▸ **Requirement**:
Scan the records and identify every line in which the string "data" occurs, then return those lines.

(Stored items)
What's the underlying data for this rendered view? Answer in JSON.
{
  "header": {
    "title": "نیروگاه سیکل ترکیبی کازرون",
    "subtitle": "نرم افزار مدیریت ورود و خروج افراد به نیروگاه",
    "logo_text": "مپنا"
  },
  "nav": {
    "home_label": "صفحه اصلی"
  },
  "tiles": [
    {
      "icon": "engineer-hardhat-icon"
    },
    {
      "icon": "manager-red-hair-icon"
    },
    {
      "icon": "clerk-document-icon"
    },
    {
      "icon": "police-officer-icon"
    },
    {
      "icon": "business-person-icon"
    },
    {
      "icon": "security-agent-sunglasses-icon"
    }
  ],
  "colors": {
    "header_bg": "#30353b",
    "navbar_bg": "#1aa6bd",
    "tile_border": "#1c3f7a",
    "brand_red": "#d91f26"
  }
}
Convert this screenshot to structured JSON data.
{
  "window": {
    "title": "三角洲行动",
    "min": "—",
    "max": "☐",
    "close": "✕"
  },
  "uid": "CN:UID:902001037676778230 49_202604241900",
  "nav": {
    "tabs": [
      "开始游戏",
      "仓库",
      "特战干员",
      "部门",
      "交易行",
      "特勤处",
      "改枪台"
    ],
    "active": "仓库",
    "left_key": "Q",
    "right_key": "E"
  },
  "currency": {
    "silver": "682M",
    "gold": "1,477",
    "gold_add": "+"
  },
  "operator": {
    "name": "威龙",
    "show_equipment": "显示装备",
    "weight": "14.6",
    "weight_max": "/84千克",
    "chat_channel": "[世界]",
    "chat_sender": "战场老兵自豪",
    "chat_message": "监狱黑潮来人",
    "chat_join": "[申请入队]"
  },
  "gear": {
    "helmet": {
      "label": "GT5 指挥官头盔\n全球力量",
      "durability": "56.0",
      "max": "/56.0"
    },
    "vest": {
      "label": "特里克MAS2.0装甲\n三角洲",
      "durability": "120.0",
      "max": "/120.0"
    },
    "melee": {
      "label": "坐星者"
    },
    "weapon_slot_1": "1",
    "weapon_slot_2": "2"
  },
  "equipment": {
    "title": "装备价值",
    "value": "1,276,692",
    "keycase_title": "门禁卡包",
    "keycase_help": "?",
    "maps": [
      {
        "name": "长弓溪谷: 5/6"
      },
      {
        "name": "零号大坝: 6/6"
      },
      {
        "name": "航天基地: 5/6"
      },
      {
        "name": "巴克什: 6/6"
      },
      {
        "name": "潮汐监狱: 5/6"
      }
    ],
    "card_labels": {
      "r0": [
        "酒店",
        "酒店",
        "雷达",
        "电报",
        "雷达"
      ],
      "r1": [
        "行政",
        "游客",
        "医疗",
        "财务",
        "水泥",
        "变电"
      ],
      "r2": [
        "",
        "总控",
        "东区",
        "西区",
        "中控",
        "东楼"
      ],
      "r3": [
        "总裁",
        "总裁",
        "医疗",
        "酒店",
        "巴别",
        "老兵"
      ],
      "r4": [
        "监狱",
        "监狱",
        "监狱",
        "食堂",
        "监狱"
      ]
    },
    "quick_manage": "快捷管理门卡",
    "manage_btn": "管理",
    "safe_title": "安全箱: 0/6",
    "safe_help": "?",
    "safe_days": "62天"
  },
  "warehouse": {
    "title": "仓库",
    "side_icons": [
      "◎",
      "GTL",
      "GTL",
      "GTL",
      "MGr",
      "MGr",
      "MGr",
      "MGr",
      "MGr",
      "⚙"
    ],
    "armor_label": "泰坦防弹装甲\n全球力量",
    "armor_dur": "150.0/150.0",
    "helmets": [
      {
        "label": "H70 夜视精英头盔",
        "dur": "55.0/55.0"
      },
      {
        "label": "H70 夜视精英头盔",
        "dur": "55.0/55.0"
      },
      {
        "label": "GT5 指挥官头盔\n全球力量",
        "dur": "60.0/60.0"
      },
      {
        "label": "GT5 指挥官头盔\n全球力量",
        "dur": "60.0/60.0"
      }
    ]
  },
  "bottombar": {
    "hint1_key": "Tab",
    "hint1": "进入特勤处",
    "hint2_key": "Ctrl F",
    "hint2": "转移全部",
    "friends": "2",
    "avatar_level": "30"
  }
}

▸ **Task response**:
What's the underlying data for this rendered view? Answer in JSON.
Convert this screenshot to structured JSON data.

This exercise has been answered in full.